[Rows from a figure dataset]
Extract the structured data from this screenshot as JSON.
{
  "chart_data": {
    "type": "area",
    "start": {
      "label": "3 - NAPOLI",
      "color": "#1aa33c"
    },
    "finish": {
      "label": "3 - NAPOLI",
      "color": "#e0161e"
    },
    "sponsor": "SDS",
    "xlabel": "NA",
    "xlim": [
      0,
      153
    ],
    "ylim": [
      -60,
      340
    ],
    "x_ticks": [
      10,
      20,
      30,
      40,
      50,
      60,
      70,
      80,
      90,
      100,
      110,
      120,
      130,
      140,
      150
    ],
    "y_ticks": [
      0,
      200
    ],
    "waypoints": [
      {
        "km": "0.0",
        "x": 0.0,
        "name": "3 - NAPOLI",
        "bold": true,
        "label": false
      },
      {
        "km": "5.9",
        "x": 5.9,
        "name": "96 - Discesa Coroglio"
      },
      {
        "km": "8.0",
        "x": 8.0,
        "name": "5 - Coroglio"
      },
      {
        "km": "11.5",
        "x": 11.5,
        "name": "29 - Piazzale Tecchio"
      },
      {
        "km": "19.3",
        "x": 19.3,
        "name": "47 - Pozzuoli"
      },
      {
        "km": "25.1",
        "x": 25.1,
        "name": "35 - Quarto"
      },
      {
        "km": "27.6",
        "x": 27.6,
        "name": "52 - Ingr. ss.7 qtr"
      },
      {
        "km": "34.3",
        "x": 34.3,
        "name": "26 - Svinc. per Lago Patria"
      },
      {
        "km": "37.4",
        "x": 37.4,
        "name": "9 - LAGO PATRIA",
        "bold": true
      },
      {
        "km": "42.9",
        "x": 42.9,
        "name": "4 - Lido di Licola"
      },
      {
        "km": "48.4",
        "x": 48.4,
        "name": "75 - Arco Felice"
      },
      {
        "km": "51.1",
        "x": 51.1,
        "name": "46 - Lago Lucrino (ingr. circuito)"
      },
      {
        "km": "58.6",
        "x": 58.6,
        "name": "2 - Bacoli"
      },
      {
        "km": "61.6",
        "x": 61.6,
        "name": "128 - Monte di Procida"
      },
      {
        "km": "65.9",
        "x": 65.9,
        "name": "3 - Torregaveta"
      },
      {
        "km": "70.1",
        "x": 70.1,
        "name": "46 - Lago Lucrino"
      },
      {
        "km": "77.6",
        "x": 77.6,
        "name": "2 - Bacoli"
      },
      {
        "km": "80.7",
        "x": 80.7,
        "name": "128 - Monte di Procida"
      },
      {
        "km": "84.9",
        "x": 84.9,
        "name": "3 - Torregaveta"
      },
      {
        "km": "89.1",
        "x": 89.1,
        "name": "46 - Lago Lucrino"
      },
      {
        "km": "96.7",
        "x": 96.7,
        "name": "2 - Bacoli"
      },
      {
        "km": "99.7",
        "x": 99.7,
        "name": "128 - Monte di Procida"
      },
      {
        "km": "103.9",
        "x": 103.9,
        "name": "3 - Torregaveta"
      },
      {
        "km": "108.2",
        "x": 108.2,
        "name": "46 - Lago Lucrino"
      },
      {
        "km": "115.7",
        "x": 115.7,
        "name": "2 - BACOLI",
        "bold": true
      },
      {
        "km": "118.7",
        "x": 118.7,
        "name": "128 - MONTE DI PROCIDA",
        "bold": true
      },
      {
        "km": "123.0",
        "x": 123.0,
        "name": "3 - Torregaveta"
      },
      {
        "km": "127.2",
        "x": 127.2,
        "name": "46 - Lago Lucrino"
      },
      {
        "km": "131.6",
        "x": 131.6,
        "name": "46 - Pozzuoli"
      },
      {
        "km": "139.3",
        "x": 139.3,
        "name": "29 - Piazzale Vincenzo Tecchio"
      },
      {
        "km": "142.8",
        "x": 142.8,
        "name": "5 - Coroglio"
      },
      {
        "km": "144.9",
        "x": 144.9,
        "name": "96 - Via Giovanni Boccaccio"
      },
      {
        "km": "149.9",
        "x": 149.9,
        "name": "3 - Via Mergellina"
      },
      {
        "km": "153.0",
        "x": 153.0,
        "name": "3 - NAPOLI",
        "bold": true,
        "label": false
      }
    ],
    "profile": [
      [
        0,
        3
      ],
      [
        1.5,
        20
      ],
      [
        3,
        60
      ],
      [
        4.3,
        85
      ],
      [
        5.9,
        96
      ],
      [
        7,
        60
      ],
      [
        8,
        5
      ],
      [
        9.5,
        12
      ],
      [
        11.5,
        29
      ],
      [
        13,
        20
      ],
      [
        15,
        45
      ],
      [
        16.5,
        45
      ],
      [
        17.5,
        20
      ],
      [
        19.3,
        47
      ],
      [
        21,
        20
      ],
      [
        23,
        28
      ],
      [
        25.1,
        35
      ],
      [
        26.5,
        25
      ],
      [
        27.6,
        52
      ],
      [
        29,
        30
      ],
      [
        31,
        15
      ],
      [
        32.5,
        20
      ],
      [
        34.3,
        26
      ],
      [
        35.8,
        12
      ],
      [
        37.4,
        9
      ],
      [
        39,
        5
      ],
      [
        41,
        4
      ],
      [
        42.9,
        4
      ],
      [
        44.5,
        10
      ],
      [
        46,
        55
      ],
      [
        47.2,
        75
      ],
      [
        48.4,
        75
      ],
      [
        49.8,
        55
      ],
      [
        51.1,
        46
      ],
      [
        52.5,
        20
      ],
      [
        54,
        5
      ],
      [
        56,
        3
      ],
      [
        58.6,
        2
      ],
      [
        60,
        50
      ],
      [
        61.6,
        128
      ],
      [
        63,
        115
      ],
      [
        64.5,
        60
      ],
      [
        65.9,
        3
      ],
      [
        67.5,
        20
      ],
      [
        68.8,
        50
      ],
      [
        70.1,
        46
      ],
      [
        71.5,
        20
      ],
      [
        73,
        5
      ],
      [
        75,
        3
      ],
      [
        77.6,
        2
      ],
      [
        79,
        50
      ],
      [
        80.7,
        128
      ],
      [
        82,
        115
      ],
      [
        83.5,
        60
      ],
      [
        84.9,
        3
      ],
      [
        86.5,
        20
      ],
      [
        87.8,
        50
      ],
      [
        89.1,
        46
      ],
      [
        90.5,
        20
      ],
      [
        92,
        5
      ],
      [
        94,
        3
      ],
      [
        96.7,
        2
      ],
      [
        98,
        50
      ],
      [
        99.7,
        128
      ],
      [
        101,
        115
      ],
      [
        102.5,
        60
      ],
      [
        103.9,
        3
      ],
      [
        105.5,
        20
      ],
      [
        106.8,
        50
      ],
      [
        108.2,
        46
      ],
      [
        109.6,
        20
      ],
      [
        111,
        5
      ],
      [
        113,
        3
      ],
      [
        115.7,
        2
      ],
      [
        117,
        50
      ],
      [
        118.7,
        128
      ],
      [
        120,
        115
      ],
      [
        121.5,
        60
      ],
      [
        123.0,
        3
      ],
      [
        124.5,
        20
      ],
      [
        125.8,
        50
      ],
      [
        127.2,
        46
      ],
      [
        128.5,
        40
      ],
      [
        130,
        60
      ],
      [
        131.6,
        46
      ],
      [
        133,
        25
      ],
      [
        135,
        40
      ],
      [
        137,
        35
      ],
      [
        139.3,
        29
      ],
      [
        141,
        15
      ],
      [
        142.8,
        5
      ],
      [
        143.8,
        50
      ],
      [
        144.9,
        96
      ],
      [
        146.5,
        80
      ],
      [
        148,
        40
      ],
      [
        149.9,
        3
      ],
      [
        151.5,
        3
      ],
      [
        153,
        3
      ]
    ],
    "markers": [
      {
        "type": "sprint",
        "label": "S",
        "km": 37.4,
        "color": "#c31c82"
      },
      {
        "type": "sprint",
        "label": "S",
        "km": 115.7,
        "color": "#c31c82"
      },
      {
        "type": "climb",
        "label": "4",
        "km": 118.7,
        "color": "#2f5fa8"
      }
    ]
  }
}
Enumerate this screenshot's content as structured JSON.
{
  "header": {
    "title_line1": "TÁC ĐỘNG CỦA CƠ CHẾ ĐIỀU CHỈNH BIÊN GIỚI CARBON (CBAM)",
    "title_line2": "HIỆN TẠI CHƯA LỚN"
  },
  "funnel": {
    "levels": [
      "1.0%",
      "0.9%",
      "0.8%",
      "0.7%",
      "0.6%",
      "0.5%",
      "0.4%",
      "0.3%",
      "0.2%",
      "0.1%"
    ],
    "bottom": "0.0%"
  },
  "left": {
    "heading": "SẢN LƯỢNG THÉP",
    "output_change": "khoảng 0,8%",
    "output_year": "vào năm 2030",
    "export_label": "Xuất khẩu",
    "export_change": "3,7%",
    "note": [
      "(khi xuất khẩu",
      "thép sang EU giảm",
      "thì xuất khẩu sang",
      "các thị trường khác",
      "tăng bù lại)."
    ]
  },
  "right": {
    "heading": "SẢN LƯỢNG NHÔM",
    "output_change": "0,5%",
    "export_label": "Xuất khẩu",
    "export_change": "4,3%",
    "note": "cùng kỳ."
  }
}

_Work required_. Select and copy every line of the listing with the word "khẩu".

_Answer_.
    "export_label": "Xuất khẩu",
      "(khi xuất khẩu",
      "thì xuất khẩu sang",
    "export_label": "Xuất khẩu",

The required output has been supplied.